**DATA IN THIS EXERCISE:**
_ _ _ _ _ _ _

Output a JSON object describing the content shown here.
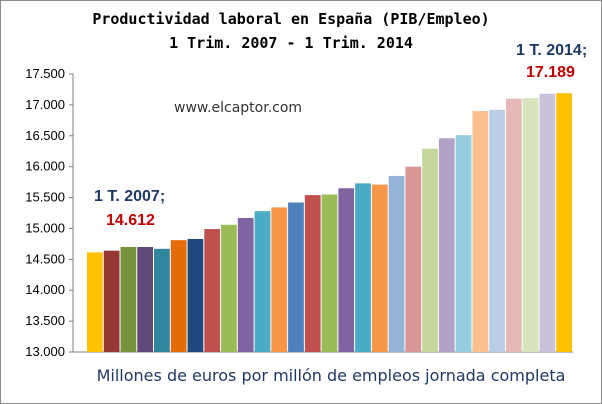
{
  "chart_data": {
    "type": "bar",
    "title": "Productividad laboral en España (PIB/Empleo)",
    "subtitle": "1 Trim. 2007 - 1 Trim. 2014",
    "xlabel": "Millones de euros por millón de empleos jornada completa",
    "ylabel": "",
    "watermark": "www.elcaptor.com",
    "ylim": [
      13000,
      17500
    ],
    "yticks": [
      "13.000",
      "13.500",
      "14.000",
      "14.500",
      "15.000",
      "15.500",
      "16.000",
      "16.500",
      "17.000",
      "17.500"
    ],
    "ytick_values": [
      13000,
      13500,
      14000,
      14500,
      15000,
      15500,
      16000,
      16500,
      17000,
      17500
    ],
    "grid": false,
    "values": [
      14612,
      14640,
      14700,
      14700,
      14670,
      14810,
      14830,
      14990,
      15060,
      15170,
      15280,
      15340,
      15420,
      15540,
      15550,
      15650,
      15730,
      15710,
      15850,
      16000,
      16290,
      16460,
      16510,
      16900,
      16920,
      17100,
      17110,
      17180,
      17189
    ],
    "colors": [
      "#ffc000",
      "#953735",
      "#77933c",
      "#604a7b",
      "#31859c",
      "#e46c0a",
      "#1f497d",
      "#c0504d",
      "#9bbb59",
      "#8064a2",
      "#4bacc6",
      "#f79646",
      "#4f81bd",
      "#c0504d",
      "#9bbb59",
      "#8064a2",
      "#4bacc6",
      "#f79646",
      "#95b3d7",
      "#d99694",
      "#c3d69b",
      "#b3a2c7",
      "#93cddd",
      "#fac090",
      "#b9cde5",
      "#e6b9b8",
      "#d7e4bd",
      "#ccc1da",
      "#ffc000"
    ],
    "annotations": {
      "start_label": "1 T. 2007;",
      "start_value": "14.612",
      "end_label": "1 T. 2014;",
      "end_value": "17.189"
    }
  }
}
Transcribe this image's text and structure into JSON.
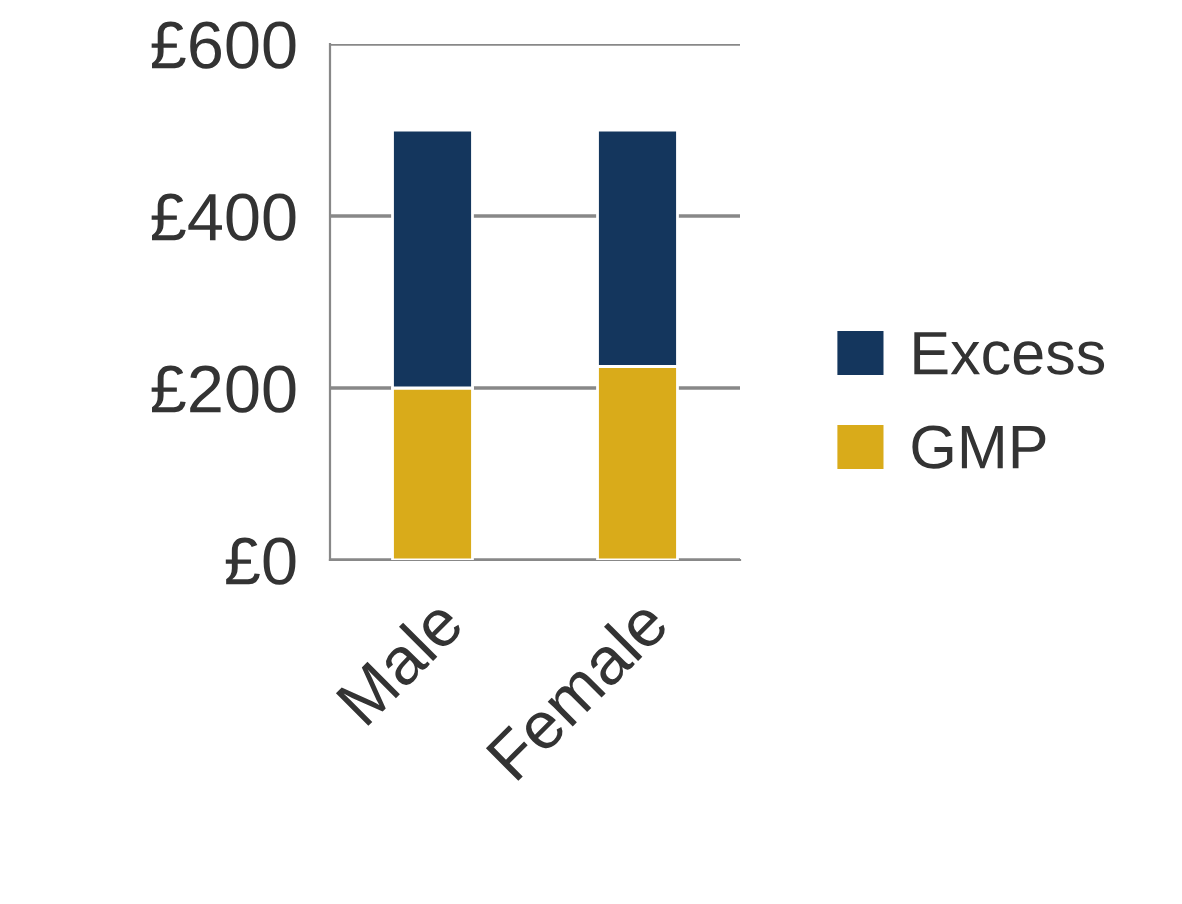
{
  "chart_data": {
    "type": "bar",
    "stacked": true,
    "categories": [
      "Male",
      "Female"
    ],
    "series": [
      {
        "name": "GMP",
        "color": "#d9ab1a",
        "values": [
          200,
          225
        ]
      },
      {
        "name": "Excess",
        "color": "#14365d",
        "values": [
          300,
          275
        ]
      }
    ],
    "ylim": [
      0,
      600
    ],
    "yticks": [
      {
        "value": 0,
        "label": "£0"
      },
      {
        "value": 200,
        "label": "£200"
      },
      {
        "value": 400,
        "label": "£400"
      },
      {
        "value": 600,
        "label": "£600"
      }
    ],
    "grid": "y",
    "legend": "right"
  }
}
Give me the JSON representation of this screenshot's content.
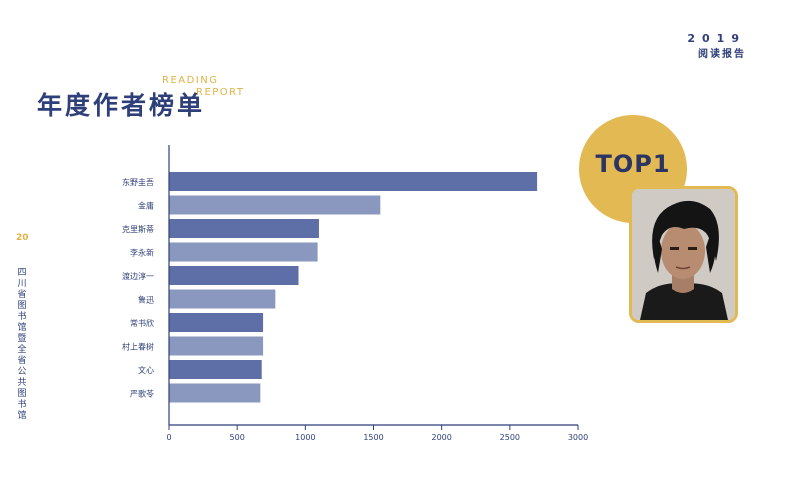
{
  "header": {
    "year": "2019",
    "report": "阅读报告"
  },
  "title": {
    "main": "年度作者榜单",
    "en_line1": "READING",
    "en_line2": "REPORT"
  },
  "sidebar": {
    "page_number": "20",
    "organization": "四川省图书馆暨全省公共图书馆"
  },
  "top_badge": {
    "label": "TOP1"
  },
  "colors": {
    "brand": "#2e3f7a",
    "accent": "#e2b247",
    "bar_dark": "#5e6ea6",
    "bar_light": "#8a97bf"
  },
  "chart_data": {
    "type": "bar",
    "orientation": "horizontal",
    "categories": [
      "东野圭吾",
      "金庸",
      "克里斯蒂",
      "李永新",
      "渡边淳一",
      "鲁迅",
      "常书欣",
      "村上春树",
      "文心",
      "严歌苓"
    ],
    "values": [
      2700,
      1550,
      1100,
      1090,
      950,
      780,
      690,
      690,
      680,
      670
    ],
    "xlim": [
      0,
      3000
    ],
    "xticks": [
      "0",
      "500",
      "1000",
      "1500",
      "2000",
      "2500",
      "3000"
    ],
    "title": "",
    "xlabel": "",
    "ylabel": "",
    "grid": false
  }
}
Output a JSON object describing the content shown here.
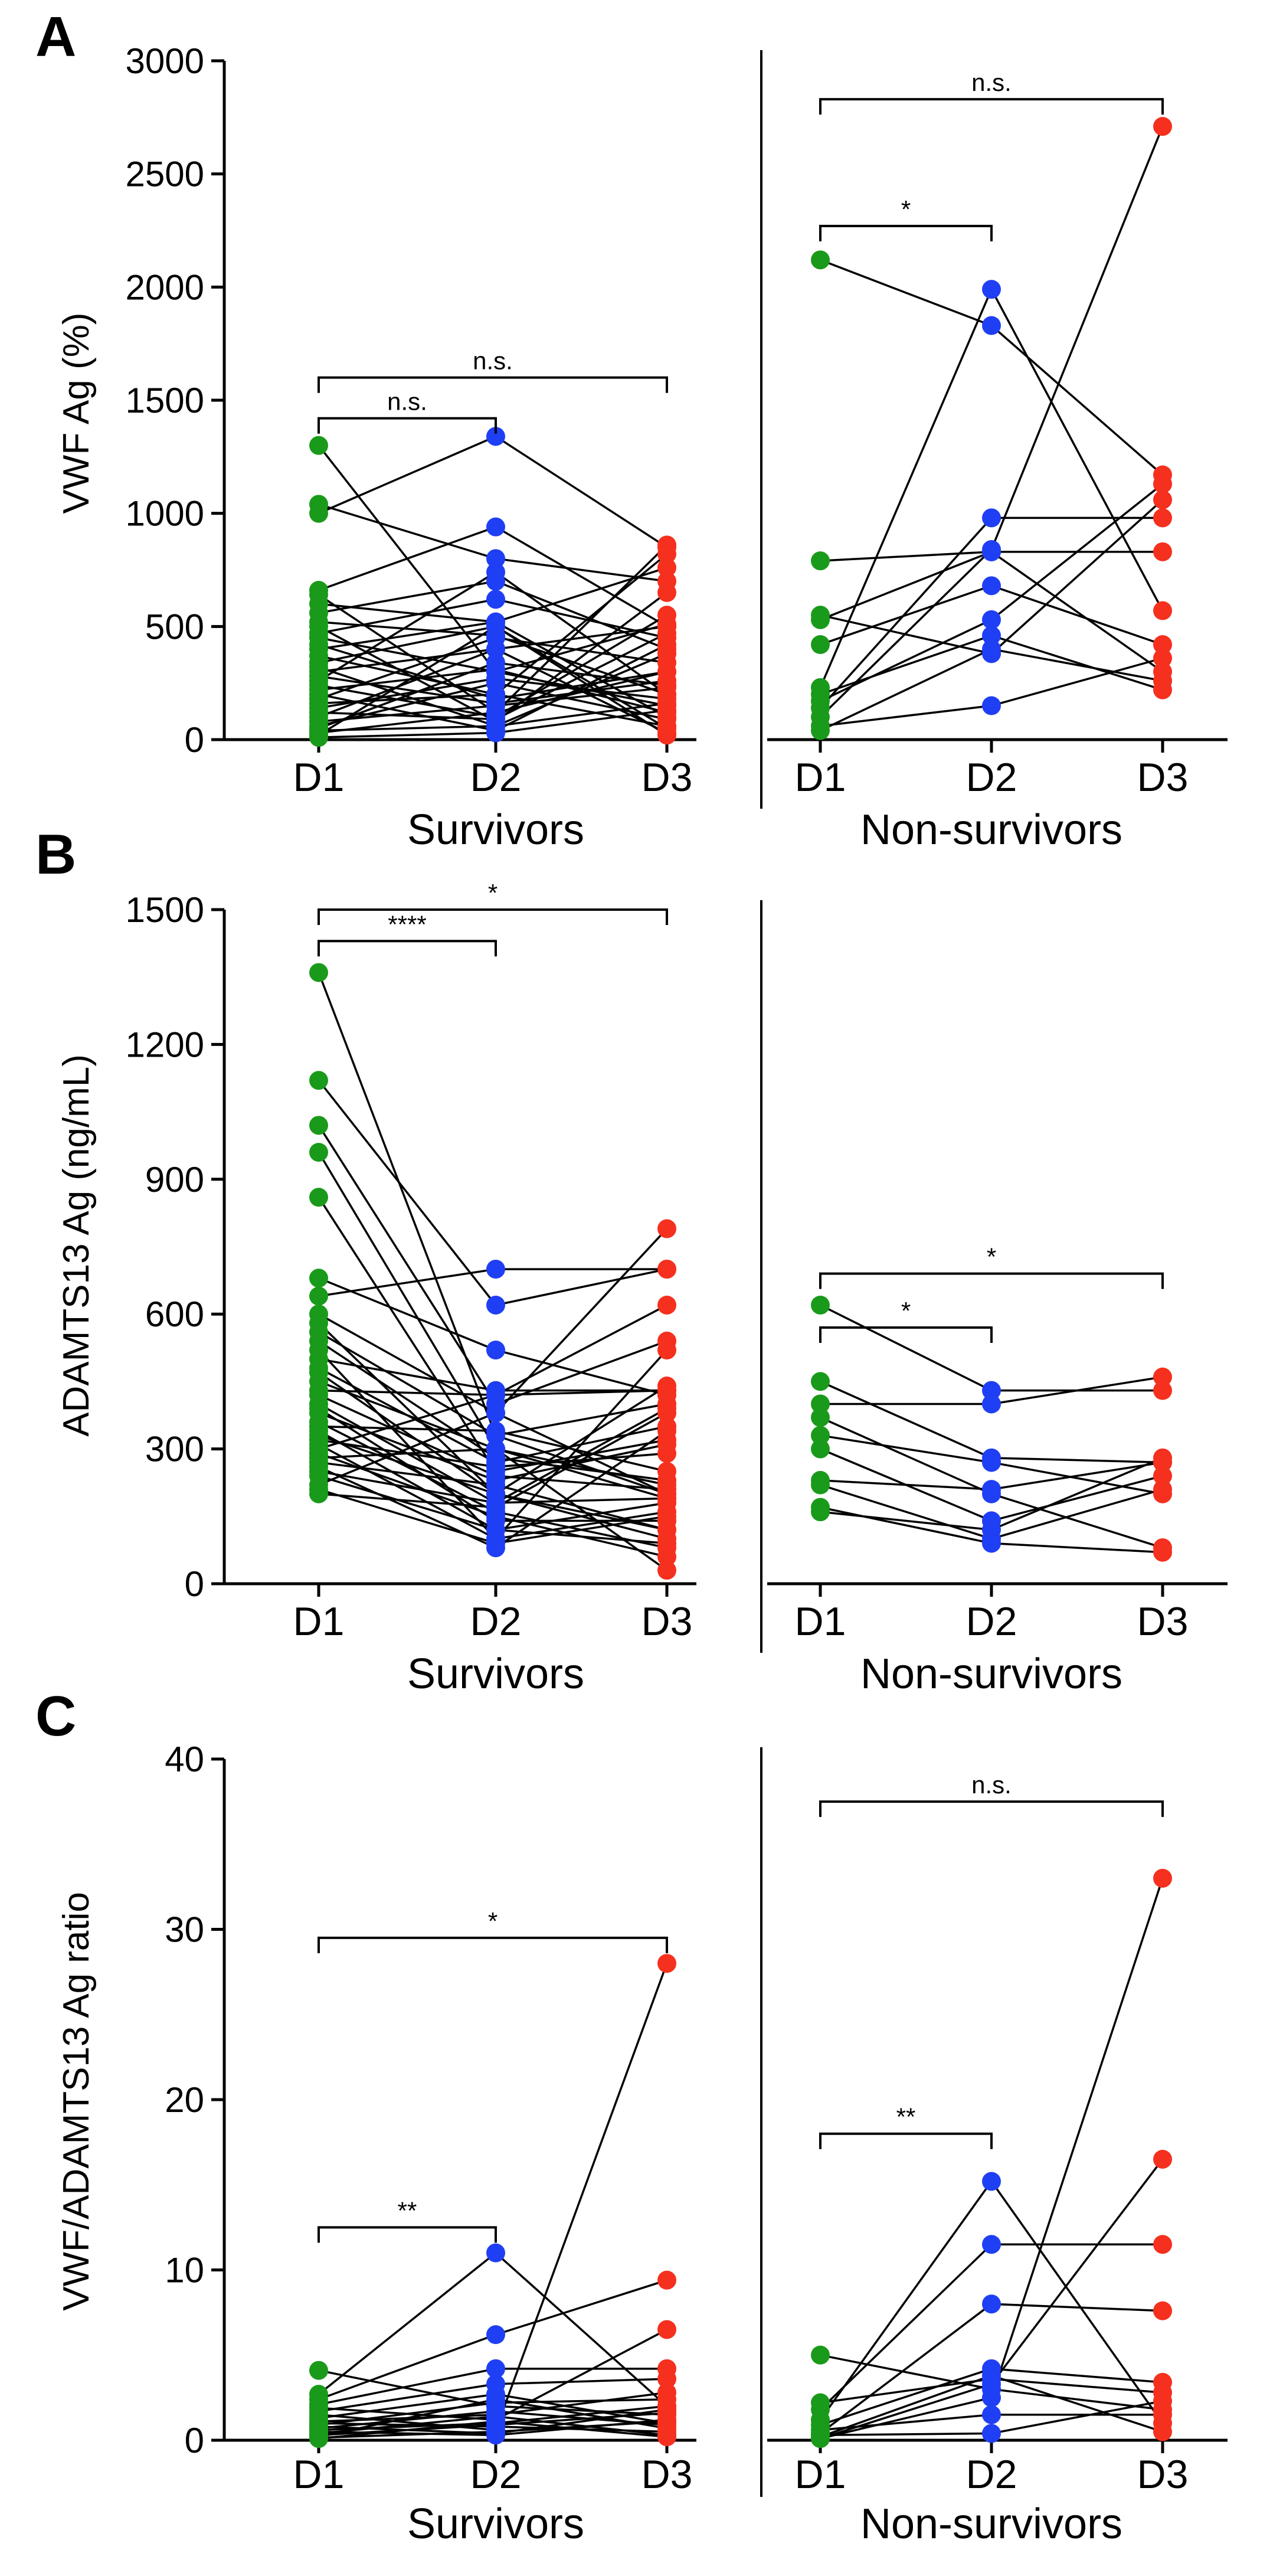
{
  "figure": {
    "colors": {
      "D1": "#1a9a1a",
      "D2": "#1f3ff5",
      "D3": "#f5301e",
      "lines": "#000000"
    }
  },
  "chart_data": [
    {
      "panel": "A",
      "type": "scatter",
      "ylabel": "VWF Ag (%)",
      "ylim": [
        0,
        3000
      ],
      "yticks": [
        0,
        500,
        1000,
        1500,
        2000,
        2500,
        3000
      ],
      "categories": [
        "D1",
        "D2",
        "D3"
      ],
      "groups": [
        {
          "name": "Survivors",
          "pairs": [
            [
              1300,
              300,
              150
            ],
            [
              1040,
              800,
              700
            ],
            [
              1000,
              1340,
              850
            ],
            [
              660,
              940,
              500
            ],
            [
              640,
              120,
              860
            ],
            [
              600,
              520,
              760
            ],
            [
              560,
              700,
              400
            ],
            [
              520,
              460,
              200
            ],
            [
              500,
              80,
              650
            ],
            [
              470,
              620,
              450
            ],
            [
              450,
              300,
              510
            ],
            [
              420,
              180,
              300
            ],
            [
              400,
              520,
              100
            ],
            [
              370,
              200,
              820
            ],
            [
              340,
              500,
              50
            ],
            [
              320,
              60,
              380
            ],
            [
              300,
              400,
              500
            ],
            [
              280,
              160,
              260
            ],
            [
              260,
              740,
              200
            ],
            [
              240,
              100,
              550
            ],
            [
              220,
              310,
              120
            ],
            [
              200,
              40,
              420
            ],
            [
              180,
              450,
              340
            ],
            [
              160,
              200,
              60
            ],
            [
              140,
              270,
              180
            ],
            [
              120,
              90,
              470
            ],
            [
              100,
              400,
              30
            ],
            [
              80,
              150,
              230
            ],
            [
              60,
              250,
              90
            ],
            [
              40,
              60,
              160
            ],
            [
              30,
              120,
              300
            ],
            [
              20,
              500,
              20
            ],
            [
              10,
              30,
              130
            ],
            [
              50,
              340,
              240
            ]
          ],
          "significance": [
            {
              "from": "D1",
              "to": "D2",
              "label": "n.s.",
              "y": 1420
            },
            {
              "from": "D1",
              "to": "D3",
              "label": "n.s.",
              "y": 1600
            }
          ]
        },
        {
          "name": "Non-survivors",
          "pairs": [
            [
              2120,
              1830,
              1170
            ],
            [
              790,
              830,
              830
            ],
            [
              550,
              380,
              1060
            ],
            [
              530,
              830,
              300
            ],
            [
              420,
              680,
              420
            ],
            [
              230,
              1990,
              570
            ],
            [
              200,
              460,
              220
            ],
            [
              170,
              530,
              1130
            ],
            [
              140,
              980,
              980
            ],
            [
              100,
              840,
              2710
            ],
            [
              60,
              150,
              360
            ],
            [
              40,
              400,
              260
            ]
          ],
          "significance": [
            {
              "from": "D1",
              "to": "D2",
              "label": "*",
              "y": 2270
            },
            {
              "from": "D1",
              "to": "D3",
              "label": "n.s.",
              "y": 2830
            }
          ]
        }
      ]
    },
    {
      "panel": "B",
      "type": "scatter",
      "ylabel": "ADAMTS13 Ag (ng/mL)",
      "ylim": [
        0,
        1500
      ],
      "yticks": [
        0,
        300,
        600,
        900,
        1200,
        1500
      ],
      "categories": [
        "D1",
        "D2",
        "D3"
      ],
      "groups": [
        {
          "name": "Survivors",
          "pairs": [
            [
              1360,
              330,
              200
            ],
            [
              1120,
              620,
              700
            ],
            [
              1020,
              400,
              540
            ],
            [
              960,
              300,
              190
            ],
            [
              860,
              250,
              320
            ],
            [
              680,
              520,
              420
            ],
            [
              640,
              700,
              700
            ],
            [
              600,
              380,
              790
            ],
            [
              580,
              200,
              100
            ],
            [
              560,
              330,
              400
            ],
            [
              540,
              280,
              230
            ],
            [
              520,
              100,
              520
            ],
            [
              500,
              430,
              430
            ],
            [
              480,
              270,
              350
            ],
            [
              470,
              200,
              120
            ],
            [
              450,
              300,
              30
            ],
            [
              430,
              420,
              620
            ],
            [
              420,
              240,
              210
            ],
            [
              400,
              180,
              390
            ],
            [
              390,
              140,
              140
            ],
            [
              380,
              230,
              310
            ],
            [
              360,
              160,
              80
            ],
            [
              350,
              340,
              250
            ],
            [
              340,
              120,
              180
            ],
            [
              330,
              200,
              440
            ],
            [
              320,
              260,
              290
            ],
            [
              310,
              100,
              160
            ],
            [
              300,
              420,
              430
            ],
            [
              290,
              150,
              60
            ],
            [
              280,
              300,
              220
            ],
            [
              270,
              220,
              120
            ],
            [
              260,
              80,
              340
            ],
            [
              250,
              180,
              190
            ],
            [
              240,
              120,
              90
            ],
            [
              220,
              380,
              200
            ],
            [
              210,
              90,
              150
            ],
            [
              200,
              170,
              380
            ]
          ],
          "significance": [
            {
              "from": "D1",
              "to": "D2",
              "label": "****",
              "y": 1430
            },
            {
              "from": "D1",
              "to": "D3",
              "label": "*",
              "y": 1500
            }
          ]
        },
        {
          "name": "Non-survivors",
          "pairs": [
            [
              620,
              430,
              430
            ],
            [
              450,
              280,
              270
            ],
            [
              400,
              400,
              460
            ],
            [
              370,
              200,
              80
            ],
            [
              330,
              270,
              200
            ],
            [
              300,
              140,
              240
            ],
            [
              230,
              210,
              270
            ],
            [
              220,
              100,
              210
            ],
            [
              170,
              90,
              70
            ],
            [
              160,
              120,
              280
            ]
          ],
          "significance": [
            {
              "from": "D1",
              "to": "D2",
              "label": "*",
              "y": 570
            },
            {
              "from": "D1",
              "to": "D3",
              "label": "*",
              "y": 690
            }
          ]
        }
      ]
    },
    {
      "panel": "C",
      "type": "scatter",
      "ylabel": "VWF/ADAMTS13 Ag ratio",
      "ylim": [
        0,
        40
      ],
      "yticks": [
        0,
        10,
        20,
        30,
        40
      ],
      "categories": [
        "D1",
        "D2",
        "D3"
      ],
      "groups": [
        {
          "name": "Survivors",
          "pairs": [
            [
              4.1,
              2.0,
              1.5
            ],
            [
              2.7,
              11.0,
              2.0
            ],
            [
              2.4,
              6.2,
              9.4
            ],
            [
              2.1,
              4.2,
              4.2
            ],
            [
              1.9,
              1.2,
              6.5
            ],
            [
              1.7,
              3.3,
              3.6
            ],
            [
              1.5,
              0.6,
              28.0
            ],
            [
              1.3,
              2.7,
              1.0
            ],
            [
              1.1,
              1.5,
              2.8
            ],
            [
              1.0,
              0.8,
              0.5
            ],
            [
              0.9,
              2.2,
              2.4
            ],
            [
              0.8,
              0.4,
              1.8
            ],
            [
              0.7,
              1.7,
              0.9
            ],
            [
              0.6,
              1.0,
              2.0
            ],
            [
              0.5,
              0.3,
              1.2
            ],
            [
              0.4,
              1.4,
              0.3
            ],
            [
              0.3,
              0.9,
              1.6
            ],
            [
              0.2,
              2.4,
              0.7
            ],
            [
              0.15,
              0.5,
              1.1
            ],
            [
              0.1,
              1.1,
              0.2
            ]
          ],
          "significance": [
            {
              "from": "D1",
              "to": "D2",
              "label": "**",
              "y": 12.5
            },
            {
              "from": "D1",
              "to": "D3",
              "label": "*",
              "y": 29.5
            }
          ]
        },
        {
          "name": "Non-survivors",
          "pairs": [
            [
              5.0,
              3.0,
              1.8
            ],
            [
              2.2,
              3.6,
              2.8
            ],
            [
              1.8,
              11.5,
              11.5
            ],
            [
              1.2,
              15.2,
              1.0
            ],
            [
              0.9,
              4.2,
              3.4
            ],
            [
              0.6,
              1.5,
              1.5
            ],
            [
              0.4,
              8.0,
              7.6
            ],
            [
              0.3,
              0.4,
              2.3
            ],
            [
              0.2,
              3.8,
              0.5
            ],
            [
              0.1,
              2.5,
              33.0
            ],
            [
              0.1,
              3.3,
              16.5
            ]
          ],
          "significance": [
            {
              "from": "D1",
              "to": "D2",
              "label": "**",
              "y": 18.0
            },
            {
              "from": "D1",
              "to": "D3",
              "label": "n.s.",
              "y": 37.5
            }
          ]
        }
      ]
    }
  ]
}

_ _ _ _ _ _ _

Track down every line of the material containing the string "ylabel", and copy it.

**WRITTEN SOLUTION:**
    "ylabel": "",
    "ylabel": "",
      "ylabel": "VWF Ag (%)",
      "ylabel": "ADAMTS13 Ag (ng/mL)",
      "ylabel": "VWF/ADAMTS13 Ag ratio",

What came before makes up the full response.